◆ What is needed ◆
From the entries that follow, pick out all lines holding "Covid".

begin Stored rows

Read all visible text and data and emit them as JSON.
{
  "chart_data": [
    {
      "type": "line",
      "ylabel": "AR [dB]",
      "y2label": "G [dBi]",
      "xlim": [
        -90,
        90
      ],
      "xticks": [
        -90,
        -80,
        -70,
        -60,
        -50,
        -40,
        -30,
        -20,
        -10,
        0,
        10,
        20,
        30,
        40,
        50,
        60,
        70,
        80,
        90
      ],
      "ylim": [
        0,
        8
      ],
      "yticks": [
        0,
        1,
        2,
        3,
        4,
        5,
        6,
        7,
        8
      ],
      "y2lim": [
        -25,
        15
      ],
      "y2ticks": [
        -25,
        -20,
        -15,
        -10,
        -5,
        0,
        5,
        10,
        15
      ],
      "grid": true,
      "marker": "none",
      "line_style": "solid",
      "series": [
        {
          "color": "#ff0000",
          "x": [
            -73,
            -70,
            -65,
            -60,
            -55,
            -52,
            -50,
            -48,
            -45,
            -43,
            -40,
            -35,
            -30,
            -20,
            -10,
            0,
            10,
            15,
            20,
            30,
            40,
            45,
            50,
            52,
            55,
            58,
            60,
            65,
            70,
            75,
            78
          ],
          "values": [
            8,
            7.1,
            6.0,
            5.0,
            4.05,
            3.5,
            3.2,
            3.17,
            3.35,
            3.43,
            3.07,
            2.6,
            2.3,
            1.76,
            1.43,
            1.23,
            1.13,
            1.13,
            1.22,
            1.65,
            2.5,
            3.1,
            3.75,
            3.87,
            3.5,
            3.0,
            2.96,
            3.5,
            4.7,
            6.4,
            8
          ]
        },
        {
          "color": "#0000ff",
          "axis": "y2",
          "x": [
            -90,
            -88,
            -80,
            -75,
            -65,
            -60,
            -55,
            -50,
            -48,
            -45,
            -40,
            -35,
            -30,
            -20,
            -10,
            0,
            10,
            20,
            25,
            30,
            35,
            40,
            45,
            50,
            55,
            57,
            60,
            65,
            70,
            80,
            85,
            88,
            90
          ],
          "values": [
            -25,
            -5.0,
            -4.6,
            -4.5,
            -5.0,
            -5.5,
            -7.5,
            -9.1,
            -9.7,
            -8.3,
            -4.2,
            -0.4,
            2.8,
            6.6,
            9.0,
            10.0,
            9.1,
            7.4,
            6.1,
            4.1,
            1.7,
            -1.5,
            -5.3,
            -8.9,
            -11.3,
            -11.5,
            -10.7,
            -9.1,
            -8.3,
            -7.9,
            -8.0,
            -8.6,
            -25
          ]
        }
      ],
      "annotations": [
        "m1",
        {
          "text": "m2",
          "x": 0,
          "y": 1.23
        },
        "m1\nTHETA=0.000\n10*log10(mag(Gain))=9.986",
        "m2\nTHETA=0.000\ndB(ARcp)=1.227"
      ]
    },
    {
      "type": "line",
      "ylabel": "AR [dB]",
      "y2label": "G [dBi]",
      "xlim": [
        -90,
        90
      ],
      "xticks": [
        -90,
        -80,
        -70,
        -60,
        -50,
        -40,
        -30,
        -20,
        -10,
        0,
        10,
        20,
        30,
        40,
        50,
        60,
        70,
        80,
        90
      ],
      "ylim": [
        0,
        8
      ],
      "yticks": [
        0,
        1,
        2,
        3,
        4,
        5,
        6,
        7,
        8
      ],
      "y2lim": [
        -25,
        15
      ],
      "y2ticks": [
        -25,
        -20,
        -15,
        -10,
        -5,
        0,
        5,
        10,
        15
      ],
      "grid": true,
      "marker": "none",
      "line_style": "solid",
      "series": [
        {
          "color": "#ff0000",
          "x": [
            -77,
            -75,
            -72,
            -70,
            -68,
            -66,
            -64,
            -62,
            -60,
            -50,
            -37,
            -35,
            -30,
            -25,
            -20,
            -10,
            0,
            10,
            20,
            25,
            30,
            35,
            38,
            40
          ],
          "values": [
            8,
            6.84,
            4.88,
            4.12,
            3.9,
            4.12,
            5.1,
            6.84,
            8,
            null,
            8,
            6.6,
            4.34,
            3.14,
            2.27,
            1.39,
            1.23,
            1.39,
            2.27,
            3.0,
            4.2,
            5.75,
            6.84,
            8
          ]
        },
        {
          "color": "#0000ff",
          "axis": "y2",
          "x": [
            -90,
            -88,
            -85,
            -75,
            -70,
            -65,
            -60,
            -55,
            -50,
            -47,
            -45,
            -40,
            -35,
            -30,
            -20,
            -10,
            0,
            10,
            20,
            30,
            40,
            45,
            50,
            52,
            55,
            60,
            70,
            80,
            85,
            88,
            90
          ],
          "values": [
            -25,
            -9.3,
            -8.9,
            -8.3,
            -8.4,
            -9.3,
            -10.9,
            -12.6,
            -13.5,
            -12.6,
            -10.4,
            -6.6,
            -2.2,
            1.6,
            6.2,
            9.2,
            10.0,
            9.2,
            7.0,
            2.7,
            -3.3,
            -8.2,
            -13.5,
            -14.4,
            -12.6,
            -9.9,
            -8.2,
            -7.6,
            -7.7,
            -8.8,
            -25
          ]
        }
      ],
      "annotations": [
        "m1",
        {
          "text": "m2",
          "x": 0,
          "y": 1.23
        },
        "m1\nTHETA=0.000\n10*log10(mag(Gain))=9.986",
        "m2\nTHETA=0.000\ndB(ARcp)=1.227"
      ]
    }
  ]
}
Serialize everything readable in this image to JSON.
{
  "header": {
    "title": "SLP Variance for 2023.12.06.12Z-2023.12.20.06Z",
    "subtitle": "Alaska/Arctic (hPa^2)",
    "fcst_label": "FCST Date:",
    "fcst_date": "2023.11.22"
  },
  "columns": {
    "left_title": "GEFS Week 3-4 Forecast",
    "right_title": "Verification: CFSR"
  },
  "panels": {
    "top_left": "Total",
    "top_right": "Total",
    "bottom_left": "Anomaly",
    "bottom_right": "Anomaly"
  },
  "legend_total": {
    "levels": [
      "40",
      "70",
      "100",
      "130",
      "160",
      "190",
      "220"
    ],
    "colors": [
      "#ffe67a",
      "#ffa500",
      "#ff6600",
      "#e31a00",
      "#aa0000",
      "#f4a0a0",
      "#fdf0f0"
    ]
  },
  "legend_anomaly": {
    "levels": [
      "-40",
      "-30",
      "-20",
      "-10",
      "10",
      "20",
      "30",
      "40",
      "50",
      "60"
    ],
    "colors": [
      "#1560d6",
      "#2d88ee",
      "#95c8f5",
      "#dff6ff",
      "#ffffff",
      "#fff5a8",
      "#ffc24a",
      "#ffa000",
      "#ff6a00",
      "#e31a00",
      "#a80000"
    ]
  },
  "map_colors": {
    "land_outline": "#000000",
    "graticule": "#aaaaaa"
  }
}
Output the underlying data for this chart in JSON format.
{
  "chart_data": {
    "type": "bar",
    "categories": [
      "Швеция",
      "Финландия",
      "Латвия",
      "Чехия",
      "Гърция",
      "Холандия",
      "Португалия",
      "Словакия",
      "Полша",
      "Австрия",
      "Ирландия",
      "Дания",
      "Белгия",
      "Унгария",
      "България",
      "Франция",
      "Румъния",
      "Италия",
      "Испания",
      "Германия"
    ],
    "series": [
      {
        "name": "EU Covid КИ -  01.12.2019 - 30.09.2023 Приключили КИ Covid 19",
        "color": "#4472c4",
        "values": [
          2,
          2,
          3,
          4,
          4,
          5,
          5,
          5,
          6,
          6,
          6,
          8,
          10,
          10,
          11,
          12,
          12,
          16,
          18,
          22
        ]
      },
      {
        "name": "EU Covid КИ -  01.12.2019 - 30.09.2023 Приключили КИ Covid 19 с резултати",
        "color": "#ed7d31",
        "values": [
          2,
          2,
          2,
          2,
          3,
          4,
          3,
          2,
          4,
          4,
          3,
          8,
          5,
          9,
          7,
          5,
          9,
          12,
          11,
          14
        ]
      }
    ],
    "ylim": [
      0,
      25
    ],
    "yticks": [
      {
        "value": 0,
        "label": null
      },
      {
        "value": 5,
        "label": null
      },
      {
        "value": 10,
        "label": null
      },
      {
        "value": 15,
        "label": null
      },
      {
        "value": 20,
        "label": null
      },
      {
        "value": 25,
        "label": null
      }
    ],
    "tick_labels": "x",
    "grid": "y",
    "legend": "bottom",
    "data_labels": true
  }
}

end Stored rows

◆ Full output ◆
        "name": "EU Covid КИ -  01.12.2019 - 30.09.2023 Приключили КИ Covid 19",
        "name": "EU Covid КИ -  01.12.2019 - 30.09.2023 Приключили КИ Covid 19 с резултати",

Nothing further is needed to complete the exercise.